(Data entries)
· · ·

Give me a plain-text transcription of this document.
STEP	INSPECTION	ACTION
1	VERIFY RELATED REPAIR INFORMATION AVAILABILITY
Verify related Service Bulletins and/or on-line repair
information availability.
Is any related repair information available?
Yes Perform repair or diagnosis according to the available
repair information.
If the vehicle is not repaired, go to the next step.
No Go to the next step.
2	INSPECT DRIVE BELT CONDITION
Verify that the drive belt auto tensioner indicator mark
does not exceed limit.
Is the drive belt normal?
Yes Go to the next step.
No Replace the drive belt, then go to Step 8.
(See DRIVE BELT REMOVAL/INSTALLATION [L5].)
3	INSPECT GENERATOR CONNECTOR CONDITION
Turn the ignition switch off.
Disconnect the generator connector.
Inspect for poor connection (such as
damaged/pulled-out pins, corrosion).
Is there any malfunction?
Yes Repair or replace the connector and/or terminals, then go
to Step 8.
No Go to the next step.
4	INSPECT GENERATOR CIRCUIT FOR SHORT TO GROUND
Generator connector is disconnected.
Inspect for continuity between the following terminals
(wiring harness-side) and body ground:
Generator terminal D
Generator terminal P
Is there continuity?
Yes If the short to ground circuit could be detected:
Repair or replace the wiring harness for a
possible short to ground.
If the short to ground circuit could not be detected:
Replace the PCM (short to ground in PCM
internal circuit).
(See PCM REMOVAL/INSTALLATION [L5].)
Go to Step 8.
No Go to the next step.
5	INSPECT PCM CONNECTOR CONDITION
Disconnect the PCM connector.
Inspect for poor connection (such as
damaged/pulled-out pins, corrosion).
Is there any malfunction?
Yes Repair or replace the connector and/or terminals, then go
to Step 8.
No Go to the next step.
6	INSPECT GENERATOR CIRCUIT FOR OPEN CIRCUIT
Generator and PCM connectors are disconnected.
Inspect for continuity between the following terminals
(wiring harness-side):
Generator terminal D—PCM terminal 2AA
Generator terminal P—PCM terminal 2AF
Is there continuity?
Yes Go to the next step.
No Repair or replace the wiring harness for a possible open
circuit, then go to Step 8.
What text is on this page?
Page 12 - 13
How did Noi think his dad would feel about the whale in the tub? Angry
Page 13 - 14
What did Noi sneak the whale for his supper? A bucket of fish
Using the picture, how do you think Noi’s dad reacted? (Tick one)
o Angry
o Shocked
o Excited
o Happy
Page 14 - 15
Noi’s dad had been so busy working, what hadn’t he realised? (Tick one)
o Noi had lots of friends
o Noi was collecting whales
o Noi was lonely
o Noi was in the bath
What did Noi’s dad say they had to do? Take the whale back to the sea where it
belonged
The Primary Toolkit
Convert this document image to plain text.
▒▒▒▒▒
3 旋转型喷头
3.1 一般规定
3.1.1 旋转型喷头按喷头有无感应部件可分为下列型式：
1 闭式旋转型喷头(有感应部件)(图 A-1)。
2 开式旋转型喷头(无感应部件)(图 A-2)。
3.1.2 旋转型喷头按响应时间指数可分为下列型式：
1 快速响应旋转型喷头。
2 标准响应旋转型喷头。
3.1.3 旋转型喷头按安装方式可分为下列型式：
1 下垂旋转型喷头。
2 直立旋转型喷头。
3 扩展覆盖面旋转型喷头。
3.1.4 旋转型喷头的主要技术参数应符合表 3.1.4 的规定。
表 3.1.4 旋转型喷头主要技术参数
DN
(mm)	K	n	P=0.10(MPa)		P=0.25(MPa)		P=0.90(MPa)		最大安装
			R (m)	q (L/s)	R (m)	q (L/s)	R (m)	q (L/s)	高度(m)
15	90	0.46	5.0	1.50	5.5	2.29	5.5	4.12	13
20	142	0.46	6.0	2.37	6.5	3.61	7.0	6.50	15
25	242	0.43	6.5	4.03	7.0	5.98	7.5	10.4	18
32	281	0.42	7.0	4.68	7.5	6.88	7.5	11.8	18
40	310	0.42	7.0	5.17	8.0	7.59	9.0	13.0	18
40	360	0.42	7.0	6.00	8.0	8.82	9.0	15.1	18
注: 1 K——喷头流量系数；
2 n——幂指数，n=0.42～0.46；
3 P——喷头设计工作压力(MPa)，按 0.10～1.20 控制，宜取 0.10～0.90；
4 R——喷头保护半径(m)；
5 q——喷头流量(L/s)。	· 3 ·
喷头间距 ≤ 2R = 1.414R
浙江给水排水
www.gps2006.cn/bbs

· · ·

Give back the data above exactly as it appears.

Solved problem →
Give me a plain-text transcription of this document.
STEP	INSPECTION	ACTION
1	VERIFY RELATED REPAIR INFORMATION AVAILABILITY
Verify related Service Bulletins and/or on-line repair
information availability.
Is any related repair information available?
Yes Perform repair or diagnosis according to the available
repair information.
If the vehicle is not repaired, go to the next step.
No Go to the next step.
2	INSPECT DRIVE BELT CONDITION
Verify that the drive belt auto tensioner indicator mark
does not exceed limit.
Is the drive belt normal?
Yes Go to the next step.
No Replace the drive belt, then go to Step 8.
(See DRIVE BELT REMOVAL/INSTALLATION [L5].)
3	INSPECT GENERATOR CONNECTOR CONDITION
Turn the ignition switch off.
Disconnect the generator connector.
Inspect for poor connection (such as
damaged/pulled-out pins, corrosion).
Is there any malfunction?
Yes Repair or replace the connector and/or terminals, then go
to Step 8.
No Go to the next step.
4	INSPECT GENERATOR CIRCUIT FOR SHORT TO GROUND
Generator connector is disconnected.
Inspect for continuity between the following terminals
(wiring harness-side) and body ground:
Generator terminal D
Generator terminal P
Is there continuity?
Yes If the short to ground circuit could be detected:
Repair or replace the wiring harness for a
possible short to ground.
If the short to ground circuit could not be detected:
Replace the PCM (short to ground in PCM
internal circuit).
(See PCM REMOVAL/INSTALLATION [L5].)
Go to Step 8.
No Go to the next step.
5	INSPECT PCM CONNECTOR CONDITION
Disconnect the PCM connector.
Inspect for poor connection (such as
damaged/pulled-out pins, corrosion).
Is there any malfunction?
Yes Repair or replace the connector and/or terminals, then go
to Step 8.
No Go to the next step.
6	INSPECT GENERATOR CIRCUIT FOR OPEN CIRCUIT
Generator and PCM connectors are disconnected.
Inspect for continuity between the following terminals
(wiring harness-side):
Generator terminal D—PCM terminal 2AA
Generator terminal P—PCM terminal 2AF
Is there continuity?
Yes Go to the next step.
No Repair or replace the wiring harness for a possible open
circuit, then go to Step 8.
What text is on this page?
Page 12 - 13
How did Noi think his dad would feel about the whale in the tub? Angry
Page 13 - 14
What did Noi sneak the whale for his supper? A bucket of fish
Using the picture, how do you think Noi’s dad reacted? (Tick one)
o Angry
o Shocked
o Excited
o Happy
Page 14 - 15
Noi’s dad had been so busy working, what hadn’t he realised? (Tick one)
o Noi had lots of friends
o Noi was collecting whales
o Noi was lonely
o Noi was in the bath
What did Noi’s dad say they had to do? Take the whale back to the sea where it
belonged
The Primary Toolkit
Convert this document image to plain text.
▒▒▒▒▒
3 旋转型喷头
3.1 一般规定
3.1.1 旋转型喷头按喷头有无感应部件可分为下列型式：
1 闭式旋转型喷头(有感应部件)(图 A-1)。
2 开式旋转型喷头(无感应部件)(图 A-2)。
3.1.2 旋转型喷头按响应时间指数可分为下列型式：
1 快速响应旋转型喷头。
2 标准响应旋转型喷头。
3.1.3 旋转型喷头按安装方式可分为下列型式：
1 下垂旋转型喷头。
2 直立旋转型喷头。
3 扩展覆盖面旋转型喷头。
3.1.4 旋转型喷头的主要技术参数应符合表 3.1.4 的规定。
表 3.1.4 旋转型喷头主要技术参数
DN
(mm)	K	n	P=0.10(MPa)		P=0.25(MPa)		P=0.90(MPa)		最大安装
			R (m)	q (L/s)	R (m)	q (L/s)	R (m)	q (L/s)	高度(m)
15	90	0.46	5.0	1.50	5.5	2.29	5.5	4.12	13
20	142	0.46	6.0	2.37	6.5	3.61	7.0	6.50	15
25	242	0.43	6.5	4.03	7.0	5.98	7.5	10.4	18
32	281	0.42	7.0	4.68	7.5	6.88	7.5	11.8	18
40	310	0.42	7.0	5.17	8.0	7.59	9.0	13.0	18
40	360	0.42	7.0	6.00	8.0	8.82	9.0	15.1	18
注: 1 K——喷头流量系数；
2 n——幂指数，n=0.42～0.46；
3 P——喷头设计工作压力(MPa)，按 0.10～1.20 控制，宜取 0.10～0.90；
4 R——喷头保护半径(m)；
5 q——喷头流量(L/s)。	· 3 ·
喷头间距 ≤ 2R = 1.414R
浙江给水排水
www.gps2006.cn/bbs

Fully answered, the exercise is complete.